A run of records:
━━━━━━━━━━━━━━━━
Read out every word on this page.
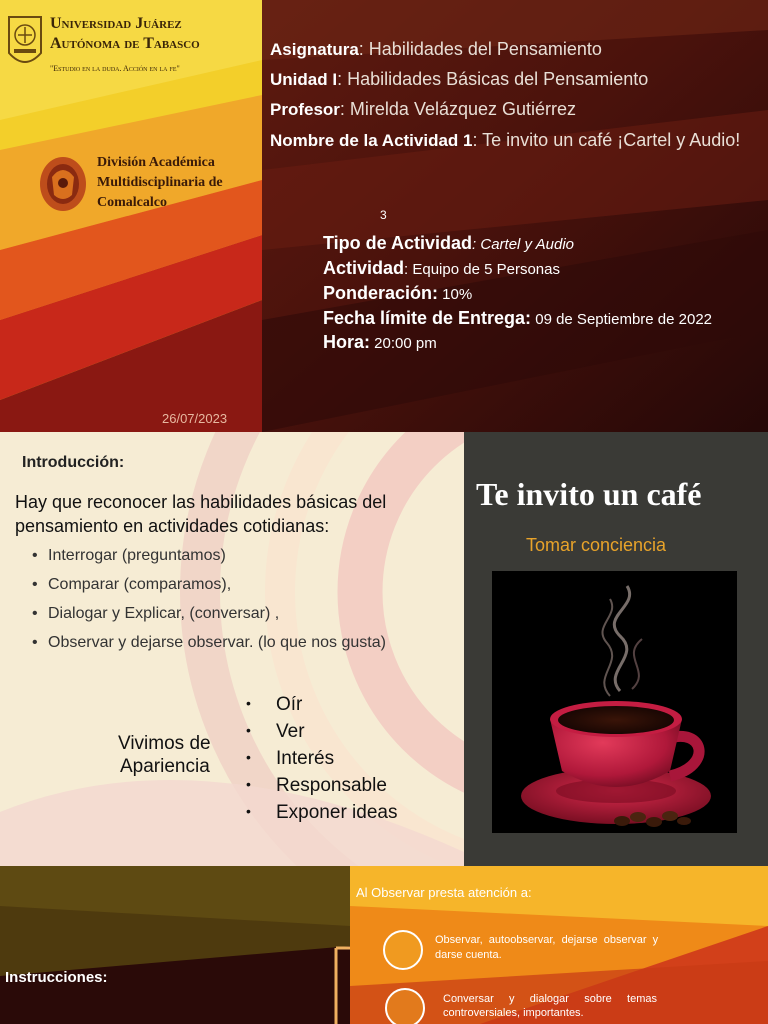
Universidad Juárez
Autónoma de Tabasco
"Estudio en la duda. Acción en la fe"
División Académica
Multidisciplinaria de
Comalcalco
Asignatura: Habilidades del Pensamiento
Unidad I: Habilidades Básicas del Pensamiento
Profesor: Mirelda Velázquez Gutiérrez
Nombre de la Actividad 1: Te invito un café ¡Cartel y Audio!
3
Tipo de Actividad: Cartel y Audio
Actividad: Equipo de 5 Personas
Ponderación: 10%
Fecha límite de Entrega: 09 de Septiembre de 2022
Hora: 20:00 pm
26/07/2023
Introducción:
Hay que reconocer las habilidades básicas del
pensamiento en actividades cotidianas:
• Interrogar (preguntamos)
• Comparar (comparamos),
• Dialogar y Explicar, (conversar) ,
• Observar y dejarse observar. (lo que nos gusta)
Vivimos de
Apariencia
• Oír
• Ver
• Interés
• Responsable
• Exponer ideas
Te invito un café
Tomar conciencia
Instrucciones:
Al Observar presta atención a:
Observar,  autoobservar,  dejarse  observar  y
darse cuenta.
Conversar     y     dialogar     sobre     temas
controversiales, importantes.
━━━━━━━━━━━━━━━━
YOUR OBJECTIVE: From the entries, copy out each line containing the word "café".

ANSWER TO THIS TASK:
Nombre de la Actividad 1: Te invito un café ¡Cartel y Audio!
Te invito un café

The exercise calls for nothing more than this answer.